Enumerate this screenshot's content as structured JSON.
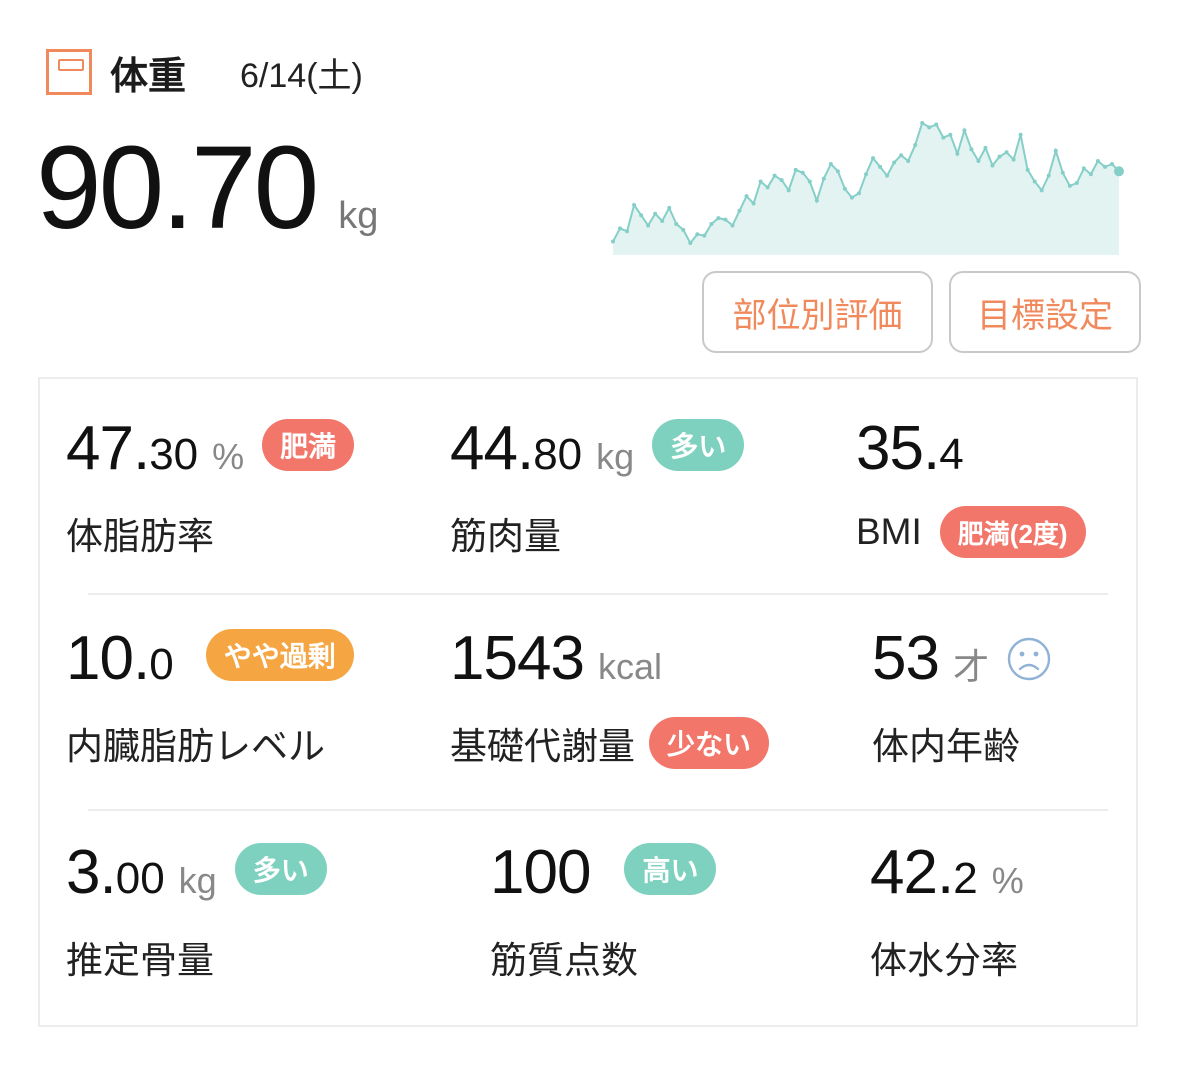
{
  "header": {
    "title": "体重",
    "date": "6/14(土)"
  },
  "weight": {
    "value": "90.70",
    "unit": "kg"
  },
  "trend": {
    "color": "#86cfc9",
    "fill": "#e3f3f1",
    "points": [
      90.5,
      91.4,
      91.2,
      93.0,
      92.3,
      91.6,
      92.4,
      91.9,
      92.8,
      91.7,
      91.3,
      90.4,
      91.0,
      90.9,
      91.7,
      92.1,
      92.0,
      91.6,
      92.6,
      93.6,
      93.1,
      94.6,
      94.2,
      95.0,
      94.7,
      94.0,
      95.4,
      95.2,
      94.6,
      93.3,
      94.8,
      95.8,
      95.3,
      94.1,
      93.5,
      93.8,
      95.1,
      96.2,
      95.6,
      95.0,
      95.9,
      96.4,
      96.0,
      97.1,
      98.6,
      98.3,
      98.5,
      97.6,
      97.8,
      96.5,
      98.1,
      96.8,
      96.0,
      96.9,
      95.7,
      96.3,
      96.6,
      96.1,
      97.8,
      95.4,
      94.6,
      94.0,
      95.0,
      96.7,
      95.2,
      94.3,
      94.5,
      95.5,
      95.1,
      96.0,
      95.6,
      95.8,
      95.3
    ]
  },
  "buttons": {
    "region": "部位別評価",
    "goal": "目標設定"
  },
  "metrics": {
    "body_fat": {
      "int": "47.",
      "dec": "30",
      "unit": "%",
      "badge": "肥満",
      "label": "体脂肪率"
    },
    "muscle": {
      "int": "44.",
      "dec": "80",
      "unit": "kg",
      "badge": "多い",
      "label": "筋肉量"
    },
    "bmi": {
      "int": "35.",
      "dec": "4",
      "badge": "肥満(2度)",
      "label": "BMI"
    },
    "visceral": {
      "int": "10.",
      "dec": "0",
      "badge": "やや過剰",
      "label": "内臓脂肪レベル"
    },
    "bmr": {
      "int": "1543",
      "unit": "kcal",
      "badge": "少ない",
      "label": "基礎代謝量"
    },
    "body_age": {
      "int": "53",
      "unit": "才",
      "face_icon": "sad-face-icon",
      "label": "体内年齢"
    },
    "bone": {
      "int": "3.",
      "dec": "00",
      "unit": "kg",
      "badge": "多い",
      "label": "推定骨量"
    },
    "muscle_quality": {
      "int": "100",
      "badge": "高い",
      "label": "筋質点数"
    },
    "water": {
      "int": "42.",
      "dec": "2",
      "unit": "%",
      "label": "体水分率"
    }
  },
  "colors": {
    "accent": "#f08a5d",
    "badge_red": "#f2766a",
    "badge_teal": "#7dd1be",
    "badge_orange": "#f5a541"
  }
}
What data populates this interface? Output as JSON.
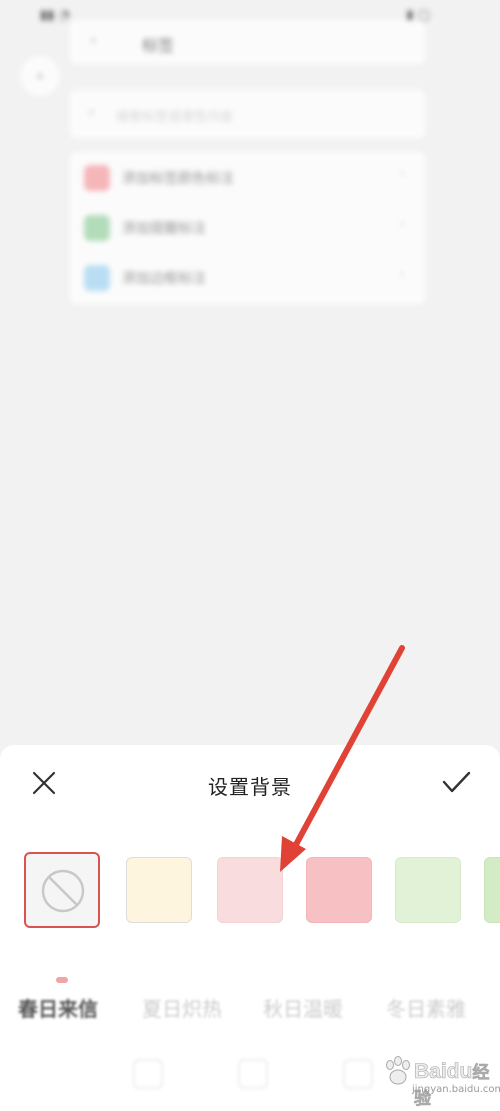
{
  "background_screen": {
    "header_title": "标签",
    "search_placeholder": "搜索标签或便签内容",
    "list_items": [
      {
        "label": "添加标签颜色标注",
        "color": "#f7a3a8"
      },
      {
        "label": "添加提醒标注",
        "color": "#9ed6a8"
      },
      {
        "label": "添加边框标注",
        "color": "#a7d8f5"
      }
    ]
  },
  "sheet": {
    "title": "设置背景",
    "close_icon": "close-icon",
    "confirm_icon": "check-icon",
    "swatches": [
      {
        "name": "none",
        "color": "#f5f5f5"
      },
      {
        "name": "cream",
        "color": "#fdf5de"
      },
      {
        "name": "light-pink",
        "color": "#f9dcdd"
      },
      {
        "name": "pink",
        "color": "#f7c1c3"
      },
      {
        "name": "light-green",
        "color": "#e1f2d6"
      },
      {
        "name": "green",
        "color": "#d3ecc6"
      }
    ],
    "tabs": [
      "春日来信",
      "夏日炽热",
      "秋日温暖",
      "冬日素雅"
    ]
  },
  "watermark": {
    "brand": "Baidu",
    "suffix": "经验",
    "domain": "jingyan.baidu.com"
  },
  "accent_color": "#e04236"
}
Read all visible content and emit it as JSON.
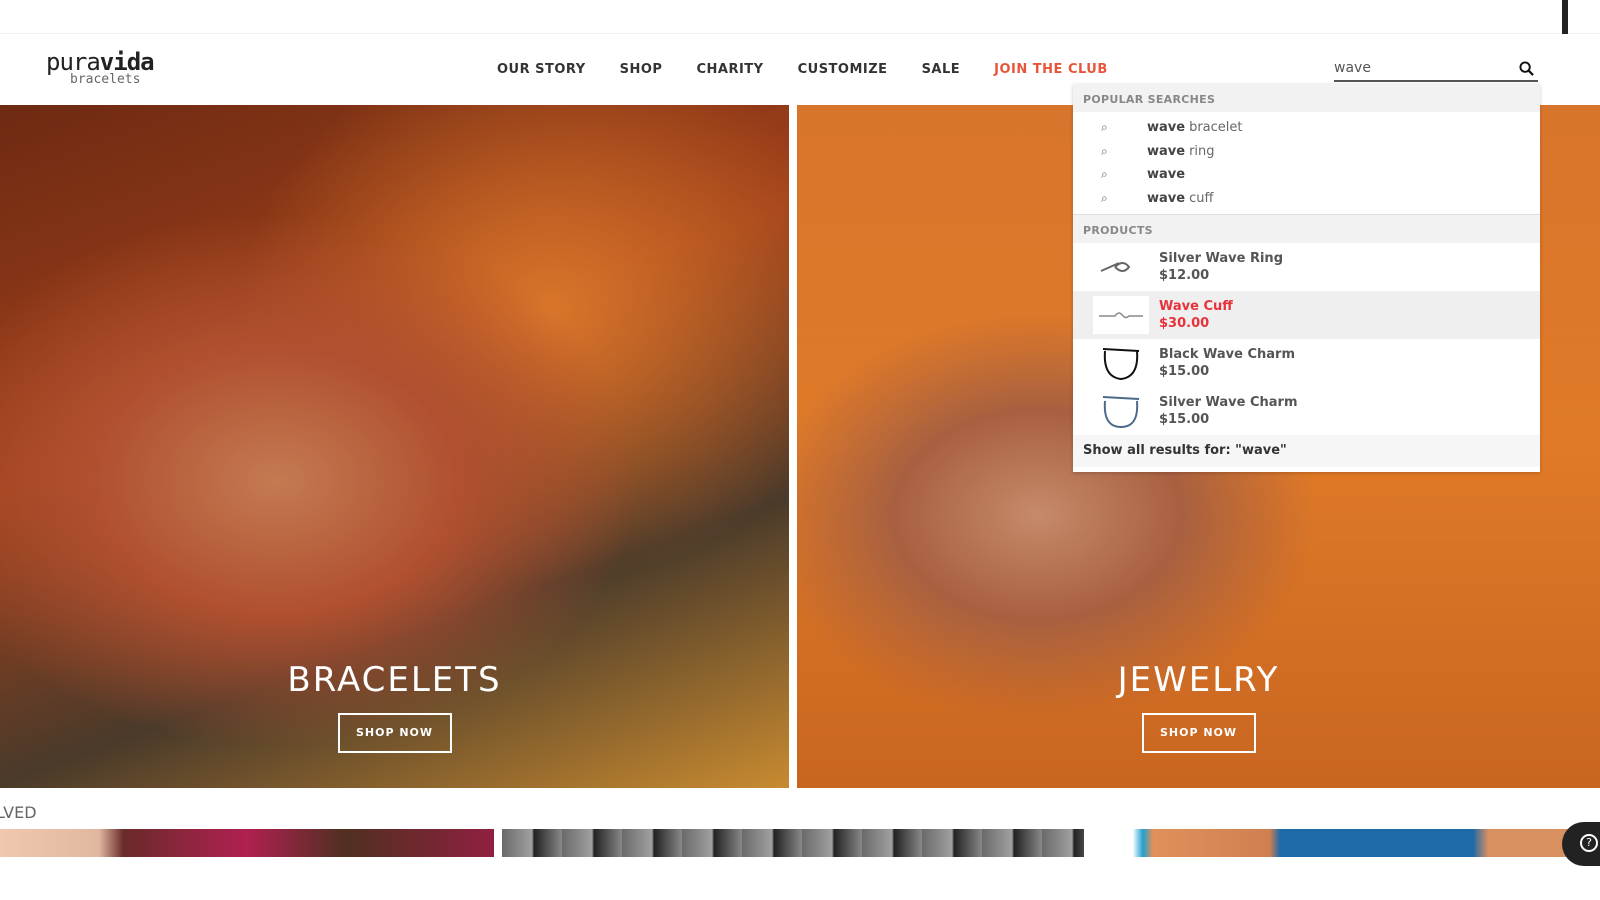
{
  "logo": {
    "line1a": "pura",
    "line1b": "vida",
    "line2": "bracelets"
  },
  "nav": [
    {
      "label": "OUR STORY"
    },
    {
      "label": "SHOP"
    },
    {
      "label": "CHARITY"
    },
    {
      "label": "CUSTOMIZE"
    },
    {
      "label": "SALE"
    },
    {
      "label": "JOIN THE CLUB",
      "color": "#e8553a"
    }
  ],
  "search": {
    "value": "wave",
    "icon": "search-icon"
  },
  "dropdown": {
    "popular_title": "POPULAR SEARCHES",
    "popular": [
      {
        "bold": "wave",
        "rest": "bracelet"
      },
      {
        "bold": "wave",
        "rest": "ring"
      },
      {
        "bold": "wave",
        "rest": ""
      },
      {
        "bold": "wave",
        "rest": "cuff"
      }
    ],
    "products_title": "PRODUCTS",
    "products": [
      {
        "name": "Silver Wave Ring",
        "price": "$12.00"
      },
      {
        "name": "Wave Cuff",
        "price": "$30.00",
        "highlighted": true
      },
      {
        "name": "Black Wave Charm",
        "price": "$15.00"
      },
      {
        "name": "Silver Wave Charm",
        "price": "$15.00"
      }
    ],
    "show_all": "Show all results for: \"wave\"",
    "highlight_color": "#e8323c"
  },
  "heroes": [
    {
      "title": "BRACELETS",
      "button": "SHOP NOW"
    },
    {
      "title": "JEWELRY",
      "button": "SHOP NOW"
    }
  ],
  "section_partial": "LVED",
  "help": {
    "icon": "help-icon",
    "label": "?"
  }
}
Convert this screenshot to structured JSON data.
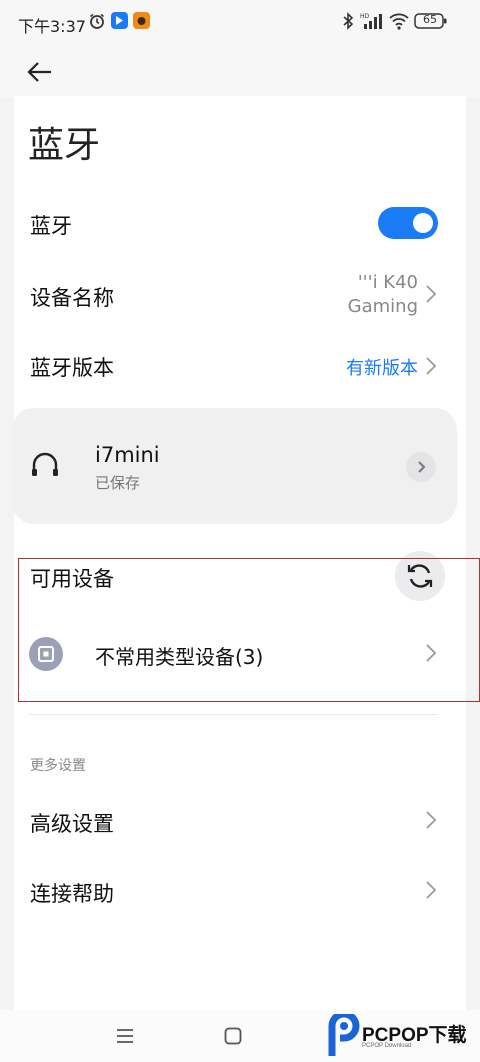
§
Extract, from the listing above, every line where the string "screenshot" occurs.

Enumerate this screenshot's content as structured JSON.
Convert this screenshot to structured JSON data.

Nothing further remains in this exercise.